----- Data supplied

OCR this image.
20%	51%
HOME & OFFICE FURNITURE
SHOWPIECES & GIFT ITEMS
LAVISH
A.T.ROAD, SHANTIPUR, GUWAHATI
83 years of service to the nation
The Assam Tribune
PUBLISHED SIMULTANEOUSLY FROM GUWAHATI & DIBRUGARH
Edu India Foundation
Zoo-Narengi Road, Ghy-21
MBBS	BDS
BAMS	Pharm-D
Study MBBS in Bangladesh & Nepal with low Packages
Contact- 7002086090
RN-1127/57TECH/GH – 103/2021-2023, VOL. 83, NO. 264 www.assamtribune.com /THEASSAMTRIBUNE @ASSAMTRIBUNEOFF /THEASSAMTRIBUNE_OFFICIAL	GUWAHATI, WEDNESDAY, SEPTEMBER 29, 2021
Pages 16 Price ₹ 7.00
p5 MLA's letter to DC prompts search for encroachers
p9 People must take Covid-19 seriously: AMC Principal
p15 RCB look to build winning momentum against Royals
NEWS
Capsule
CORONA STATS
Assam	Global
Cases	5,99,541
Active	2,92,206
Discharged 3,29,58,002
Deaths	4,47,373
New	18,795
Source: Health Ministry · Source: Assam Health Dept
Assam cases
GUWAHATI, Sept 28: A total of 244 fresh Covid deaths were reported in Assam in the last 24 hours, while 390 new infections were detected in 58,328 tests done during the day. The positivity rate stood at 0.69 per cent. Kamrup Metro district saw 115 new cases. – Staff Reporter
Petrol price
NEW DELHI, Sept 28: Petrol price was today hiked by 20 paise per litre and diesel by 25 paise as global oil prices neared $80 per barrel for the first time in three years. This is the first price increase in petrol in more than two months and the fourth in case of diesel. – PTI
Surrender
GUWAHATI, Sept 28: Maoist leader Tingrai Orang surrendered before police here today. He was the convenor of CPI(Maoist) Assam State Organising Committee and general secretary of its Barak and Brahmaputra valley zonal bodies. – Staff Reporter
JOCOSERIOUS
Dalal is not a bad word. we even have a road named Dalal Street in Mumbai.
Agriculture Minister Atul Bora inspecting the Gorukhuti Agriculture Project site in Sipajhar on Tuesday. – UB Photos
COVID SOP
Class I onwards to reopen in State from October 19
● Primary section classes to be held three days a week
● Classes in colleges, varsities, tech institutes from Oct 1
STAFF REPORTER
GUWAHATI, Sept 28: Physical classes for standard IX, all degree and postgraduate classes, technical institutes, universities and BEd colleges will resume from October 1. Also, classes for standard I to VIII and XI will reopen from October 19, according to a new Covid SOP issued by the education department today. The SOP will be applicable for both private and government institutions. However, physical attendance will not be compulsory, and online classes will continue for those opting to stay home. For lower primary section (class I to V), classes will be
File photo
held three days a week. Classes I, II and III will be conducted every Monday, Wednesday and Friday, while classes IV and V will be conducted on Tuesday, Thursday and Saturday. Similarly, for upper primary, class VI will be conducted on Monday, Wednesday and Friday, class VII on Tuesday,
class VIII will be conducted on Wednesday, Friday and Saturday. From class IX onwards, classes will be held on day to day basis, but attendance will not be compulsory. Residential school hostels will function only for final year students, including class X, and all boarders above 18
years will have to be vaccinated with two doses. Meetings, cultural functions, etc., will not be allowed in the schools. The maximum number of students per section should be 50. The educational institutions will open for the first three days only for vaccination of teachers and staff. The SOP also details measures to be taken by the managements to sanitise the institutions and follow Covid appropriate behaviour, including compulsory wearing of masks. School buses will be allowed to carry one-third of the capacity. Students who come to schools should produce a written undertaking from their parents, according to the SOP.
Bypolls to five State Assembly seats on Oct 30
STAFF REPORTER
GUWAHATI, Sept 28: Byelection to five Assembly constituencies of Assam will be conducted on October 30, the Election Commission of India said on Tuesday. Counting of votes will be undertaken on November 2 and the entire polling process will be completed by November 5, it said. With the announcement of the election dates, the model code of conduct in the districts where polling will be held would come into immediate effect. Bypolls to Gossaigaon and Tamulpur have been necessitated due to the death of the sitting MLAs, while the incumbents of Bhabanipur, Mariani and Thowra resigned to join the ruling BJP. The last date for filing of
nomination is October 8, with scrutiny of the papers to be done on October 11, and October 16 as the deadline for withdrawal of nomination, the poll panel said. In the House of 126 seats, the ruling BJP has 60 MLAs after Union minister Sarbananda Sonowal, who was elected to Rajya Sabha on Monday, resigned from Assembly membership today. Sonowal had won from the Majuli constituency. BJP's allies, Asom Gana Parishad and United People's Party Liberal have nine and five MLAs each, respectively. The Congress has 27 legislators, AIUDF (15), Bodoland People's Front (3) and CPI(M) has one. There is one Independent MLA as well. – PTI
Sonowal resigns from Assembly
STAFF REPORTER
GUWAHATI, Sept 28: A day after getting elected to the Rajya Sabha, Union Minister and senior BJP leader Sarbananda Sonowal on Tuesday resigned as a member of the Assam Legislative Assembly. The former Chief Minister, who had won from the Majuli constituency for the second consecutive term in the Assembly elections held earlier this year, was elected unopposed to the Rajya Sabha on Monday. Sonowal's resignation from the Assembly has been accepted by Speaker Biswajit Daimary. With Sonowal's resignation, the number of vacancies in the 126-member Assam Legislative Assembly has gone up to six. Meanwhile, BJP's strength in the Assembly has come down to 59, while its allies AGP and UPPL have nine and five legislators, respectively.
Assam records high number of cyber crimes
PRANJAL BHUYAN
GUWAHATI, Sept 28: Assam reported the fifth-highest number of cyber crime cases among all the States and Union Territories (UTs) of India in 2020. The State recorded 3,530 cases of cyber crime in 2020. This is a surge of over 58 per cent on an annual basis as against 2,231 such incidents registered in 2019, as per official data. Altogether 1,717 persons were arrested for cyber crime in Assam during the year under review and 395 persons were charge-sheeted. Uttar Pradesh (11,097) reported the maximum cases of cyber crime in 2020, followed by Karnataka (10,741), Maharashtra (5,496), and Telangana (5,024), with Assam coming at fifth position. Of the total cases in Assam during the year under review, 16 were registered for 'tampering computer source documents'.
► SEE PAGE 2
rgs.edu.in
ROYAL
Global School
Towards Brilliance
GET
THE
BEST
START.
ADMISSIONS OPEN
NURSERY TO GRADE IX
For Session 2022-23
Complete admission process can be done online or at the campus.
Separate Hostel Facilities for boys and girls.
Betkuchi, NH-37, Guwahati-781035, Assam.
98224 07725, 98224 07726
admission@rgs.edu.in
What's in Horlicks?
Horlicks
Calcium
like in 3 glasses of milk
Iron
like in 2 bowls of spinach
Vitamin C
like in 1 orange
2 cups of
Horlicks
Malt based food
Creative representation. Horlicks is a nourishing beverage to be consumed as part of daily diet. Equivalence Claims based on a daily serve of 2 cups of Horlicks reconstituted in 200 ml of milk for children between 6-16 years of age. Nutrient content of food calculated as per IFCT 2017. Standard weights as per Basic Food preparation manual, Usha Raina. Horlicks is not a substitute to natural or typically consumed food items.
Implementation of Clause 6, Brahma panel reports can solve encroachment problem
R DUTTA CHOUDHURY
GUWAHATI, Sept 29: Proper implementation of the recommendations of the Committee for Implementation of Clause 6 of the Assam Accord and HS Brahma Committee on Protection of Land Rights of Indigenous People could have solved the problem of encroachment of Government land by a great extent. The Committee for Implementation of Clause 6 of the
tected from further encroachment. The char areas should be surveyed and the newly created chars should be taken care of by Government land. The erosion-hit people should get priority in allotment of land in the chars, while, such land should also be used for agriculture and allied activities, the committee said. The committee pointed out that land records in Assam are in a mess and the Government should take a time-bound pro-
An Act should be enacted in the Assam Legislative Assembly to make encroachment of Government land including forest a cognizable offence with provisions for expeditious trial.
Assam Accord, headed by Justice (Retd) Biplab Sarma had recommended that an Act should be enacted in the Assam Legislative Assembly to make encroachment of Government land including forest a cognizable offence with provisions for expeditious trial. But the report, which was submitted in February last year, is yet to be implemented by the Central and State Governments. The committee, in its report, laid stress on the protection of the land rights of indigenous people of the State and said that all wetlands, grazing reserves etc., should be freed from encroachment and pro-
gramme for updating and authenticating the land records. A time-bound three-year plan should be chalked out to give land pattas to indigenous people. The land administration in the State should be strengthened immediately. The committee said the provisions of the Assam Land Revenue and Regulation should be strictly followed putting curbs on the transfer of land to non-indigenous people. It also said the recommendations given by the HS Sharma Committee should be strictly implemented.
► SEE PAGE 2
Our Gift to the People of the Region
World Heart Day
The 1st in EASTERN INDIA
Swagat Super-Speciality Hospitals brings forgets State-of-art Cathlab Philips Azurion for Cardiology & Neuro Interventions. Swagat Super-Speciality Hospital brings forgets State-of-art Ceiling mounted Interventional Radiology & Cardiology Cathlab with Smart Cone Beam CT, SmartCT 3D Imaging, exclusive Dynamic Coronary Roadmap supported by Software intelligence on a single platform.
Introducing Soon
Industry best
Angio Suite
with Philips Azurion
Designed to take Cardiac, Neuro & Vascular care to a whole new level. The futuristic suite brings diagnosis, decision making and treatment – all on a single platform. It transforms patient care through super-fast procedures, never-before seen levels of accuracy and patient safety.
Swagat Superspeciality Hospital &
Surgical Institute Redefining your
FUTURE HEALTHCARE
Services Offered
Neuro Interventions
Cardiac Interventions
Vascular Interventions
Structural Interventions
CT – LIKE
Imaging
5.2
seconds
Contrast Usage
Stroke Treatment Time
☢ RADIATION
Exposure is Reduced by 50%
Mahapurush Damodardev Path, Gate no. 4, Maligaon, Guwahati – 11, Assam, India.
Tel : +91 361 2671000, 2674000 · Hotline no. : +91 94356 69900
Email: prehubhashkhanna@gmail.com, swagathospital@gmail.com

----------

Exercise prompt
Give the number of lines above in which the word "MBBS" occurs, with nothing else.

Correct answer
2